## Begin ENTRIES PROVIDED

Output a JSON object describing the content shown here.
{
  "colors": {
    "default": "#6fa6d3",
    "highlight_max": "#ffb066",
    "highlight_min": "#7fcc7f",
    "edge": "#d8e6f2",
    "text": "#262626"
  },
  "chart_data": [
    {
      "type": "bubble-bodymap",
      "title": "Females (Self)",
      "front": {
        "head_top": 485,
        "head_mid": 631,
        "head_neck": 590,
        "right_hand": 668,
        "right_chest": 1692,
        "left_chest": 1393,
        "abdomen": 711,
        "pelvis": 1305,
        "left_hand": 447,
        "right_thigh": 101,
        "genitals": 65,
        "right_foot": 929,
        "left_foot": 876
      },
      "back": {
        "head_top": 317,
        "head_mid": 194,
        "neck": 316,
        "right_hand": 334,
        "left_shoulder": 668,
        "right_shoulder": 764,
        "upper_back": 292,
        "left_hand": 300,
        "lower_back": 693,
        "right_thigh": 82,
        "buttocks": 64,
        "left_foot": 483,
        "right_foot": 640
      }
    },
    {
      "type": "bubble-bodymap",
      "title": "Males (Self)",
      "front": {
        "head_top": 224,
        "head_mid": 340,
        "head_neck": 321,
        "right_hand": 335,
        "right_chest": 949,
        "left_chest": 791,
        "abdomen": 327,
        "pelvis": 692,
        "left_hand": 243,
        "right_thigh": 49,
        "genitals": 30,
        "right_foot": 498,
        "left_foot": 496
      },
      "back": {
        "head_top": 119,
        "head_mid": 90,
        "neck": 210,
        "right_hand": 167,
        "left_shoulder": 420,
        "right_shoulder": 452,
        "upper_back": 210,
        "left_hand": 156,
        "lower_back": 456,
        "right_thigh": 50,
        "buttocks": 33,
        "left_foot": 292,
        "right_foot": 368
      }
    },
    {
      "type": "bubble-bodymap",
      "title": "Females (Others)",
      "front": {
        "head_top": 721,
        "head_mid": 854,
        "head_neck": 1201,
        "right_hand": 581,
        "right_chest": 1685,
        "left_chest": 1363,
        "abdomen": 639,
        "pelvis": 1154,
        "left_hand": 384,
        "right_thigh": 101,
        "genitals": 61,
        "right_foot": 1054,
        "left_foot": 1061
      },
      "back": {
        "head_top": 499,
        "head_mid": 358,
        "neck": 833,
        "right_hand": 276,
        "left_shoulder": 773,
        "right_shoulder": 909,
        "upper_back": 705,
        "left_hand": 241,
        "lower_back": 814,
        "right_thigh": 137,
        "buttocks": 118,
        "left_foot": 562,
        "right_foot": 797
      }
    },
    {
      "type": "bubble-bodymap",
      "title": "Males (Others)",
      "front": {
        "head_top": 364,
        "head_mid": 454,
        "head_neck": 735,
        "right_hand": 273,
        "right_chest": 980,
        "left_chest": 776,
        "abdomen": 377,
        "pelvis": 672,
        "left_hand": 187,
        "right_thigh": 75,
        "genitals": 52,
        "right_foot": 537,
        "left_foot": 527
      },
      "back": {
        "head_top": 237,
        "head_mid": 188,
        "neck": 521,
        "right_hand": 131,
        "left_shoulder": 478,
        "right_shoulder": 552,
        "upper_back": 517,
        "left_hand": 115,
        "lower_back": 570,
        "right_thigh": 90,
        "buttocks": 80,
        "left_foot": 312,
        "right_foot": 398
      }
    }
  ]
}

## End ENTRIES PROVIDED

Say how many lines in the records hold the string "genitals", and say nothing else.

--- EXERCISE ANSWER ---
4